-- Set problem --
Which lines in the entries below contain the string "column"? Select and copy every one of them. Uppercase and lowercase count as different.
○ ○ ○ ○ ○
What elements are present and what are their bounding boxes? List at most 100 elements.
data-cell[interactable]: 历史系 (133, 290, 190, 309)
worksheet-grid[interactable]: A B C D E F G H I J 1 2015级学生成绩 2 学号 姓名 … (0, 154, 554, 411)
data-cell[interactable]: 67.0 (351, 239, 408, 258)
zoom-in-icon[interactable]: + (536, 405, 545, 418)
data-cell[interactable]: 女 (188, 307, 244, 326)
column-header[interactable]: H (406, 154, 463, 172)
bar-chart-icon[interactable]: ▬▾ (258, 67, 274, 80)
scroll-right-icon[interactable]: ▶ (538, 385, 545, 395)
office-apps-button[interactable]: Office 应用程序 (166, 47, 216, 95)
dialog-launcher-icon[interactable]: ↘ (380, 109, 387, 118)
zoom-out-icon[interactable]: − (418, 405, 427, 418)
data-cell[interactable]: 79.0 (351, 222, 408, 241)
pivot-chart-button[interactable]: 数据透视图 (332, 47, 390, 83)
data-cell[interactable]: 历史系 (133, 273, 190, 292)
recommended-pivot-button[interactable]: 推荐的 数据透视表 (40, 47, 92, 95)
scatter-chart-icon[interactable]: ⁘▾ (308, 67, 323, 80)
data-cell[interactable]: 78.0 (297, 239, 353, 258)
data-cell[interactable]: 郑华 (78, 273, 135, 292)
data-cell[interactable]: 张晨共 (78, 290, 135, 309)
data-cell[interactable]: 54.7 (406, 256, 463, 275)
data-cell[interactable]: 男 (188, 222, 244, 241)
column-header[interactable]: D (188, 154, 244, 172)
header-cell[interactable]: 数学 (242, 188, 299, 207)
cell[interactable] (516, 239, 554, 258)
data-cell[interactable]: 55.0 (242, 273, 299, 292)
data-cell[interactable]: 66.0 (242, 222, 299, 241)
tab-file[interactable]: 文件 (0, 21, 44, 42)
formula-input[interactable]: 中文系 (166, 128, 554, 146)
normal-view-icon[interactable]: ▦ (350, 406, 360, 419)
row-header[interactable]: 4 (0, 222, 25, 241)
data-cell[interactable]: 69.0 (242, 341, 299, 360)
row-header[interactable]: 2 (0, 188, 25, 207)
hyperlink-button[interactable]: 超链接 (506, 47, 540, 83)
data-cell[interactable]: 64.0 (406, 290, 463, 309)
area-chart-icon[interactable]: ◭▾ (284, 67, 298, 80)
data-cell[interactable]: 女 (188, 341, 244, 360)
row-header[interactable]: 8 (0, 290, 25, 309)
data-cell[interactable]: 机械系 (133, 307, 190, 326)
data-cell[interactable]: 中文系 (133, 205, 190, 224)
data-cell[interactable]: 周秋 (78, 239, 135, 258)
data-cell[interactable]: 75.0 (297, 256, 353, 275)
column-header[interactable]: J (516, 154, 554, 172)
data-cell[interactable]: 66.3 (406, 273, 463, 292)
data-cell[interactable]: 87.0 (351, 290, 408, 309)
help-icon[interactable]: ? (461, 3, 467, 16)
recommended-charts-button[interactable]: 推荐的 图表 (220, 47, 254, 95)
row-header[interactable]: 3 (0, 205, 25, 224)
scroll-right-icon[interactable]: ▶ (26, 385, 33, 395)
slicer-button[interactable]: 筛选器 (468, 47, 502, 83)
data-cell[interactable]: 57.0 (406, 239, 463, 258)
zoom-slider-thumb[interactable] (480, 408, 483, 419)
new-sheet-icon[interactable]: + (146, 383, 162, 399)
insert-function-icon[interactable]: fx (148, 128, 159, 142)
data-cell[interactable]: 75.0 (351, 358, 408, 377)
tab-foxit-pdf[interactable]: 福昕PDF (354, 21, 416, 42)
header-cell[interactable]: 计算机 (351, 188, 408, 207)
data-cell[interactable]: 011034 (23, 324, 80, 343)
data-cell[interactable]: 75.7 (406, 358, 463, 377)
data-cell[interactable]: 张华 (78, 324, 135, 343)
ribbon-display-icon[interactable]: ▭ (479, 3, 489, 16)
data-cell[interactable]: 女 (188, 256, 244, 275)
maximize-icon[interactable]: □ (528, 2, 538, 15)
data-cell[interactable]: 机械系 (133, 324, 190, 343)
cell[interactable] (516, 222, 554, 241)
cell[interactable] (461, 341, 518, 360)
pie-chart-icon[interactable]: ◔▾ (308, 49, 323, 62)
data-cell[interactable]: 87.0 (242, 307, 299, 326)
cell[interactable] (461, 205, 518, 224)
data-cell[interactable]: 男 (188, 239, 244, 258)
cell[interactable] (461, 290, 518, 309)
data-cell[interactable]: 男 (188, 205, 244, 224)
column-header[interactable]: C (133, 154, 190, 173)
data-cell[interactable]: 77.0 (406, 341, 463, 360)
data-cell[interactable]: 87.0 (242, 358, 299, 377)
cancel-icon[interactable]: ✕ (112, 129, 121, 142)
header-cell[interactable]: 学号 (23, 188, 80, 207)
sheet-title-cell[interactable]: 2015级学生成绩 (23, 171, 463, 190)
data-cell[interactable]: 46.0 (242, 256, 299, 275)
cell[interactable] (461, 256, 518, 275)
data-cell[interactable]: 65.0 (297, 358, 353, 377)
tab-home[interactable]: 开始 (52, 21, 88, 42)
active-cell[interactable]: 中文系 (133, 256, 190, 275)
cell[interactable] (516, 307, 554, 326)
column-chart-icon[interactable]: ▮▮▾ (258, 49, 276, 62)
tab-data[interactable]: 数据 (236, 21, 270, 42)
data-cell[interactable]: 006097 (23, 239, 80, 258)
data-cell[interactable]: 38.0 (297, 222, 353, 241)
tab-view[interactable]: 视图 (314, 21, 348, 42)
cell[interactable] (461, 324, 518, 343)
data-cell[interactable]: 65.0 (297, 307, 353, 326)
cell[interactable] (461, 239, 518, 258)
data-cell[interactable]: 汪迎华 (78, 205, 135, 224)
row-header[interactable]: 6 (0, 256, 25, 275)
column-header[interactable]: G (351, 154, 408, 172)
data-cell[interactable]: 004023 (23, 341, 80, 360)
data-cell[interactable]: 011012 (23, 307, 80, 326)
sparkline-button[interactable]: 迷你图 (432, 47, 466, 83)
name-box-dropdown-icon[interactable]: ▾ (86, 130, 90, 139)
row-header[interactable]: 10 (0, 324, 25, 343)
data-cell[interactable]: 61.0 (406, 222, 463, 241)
○ ○ ○ ○ ○
-- Written solution --
column-header[interactable]: H (406, 154, 463, 172)
column-header[interactable]: D (188, 154, 244, 172)
column-header[interactable]: J (516, 154, 554, 172)
column-header[interactable]: C (133, 154, 190, 173)
column-chart-icon[interactable]: ▮▮▾ (258, 49, 276, 62)
column-header[interactable]: G (351, 154, 408, 172)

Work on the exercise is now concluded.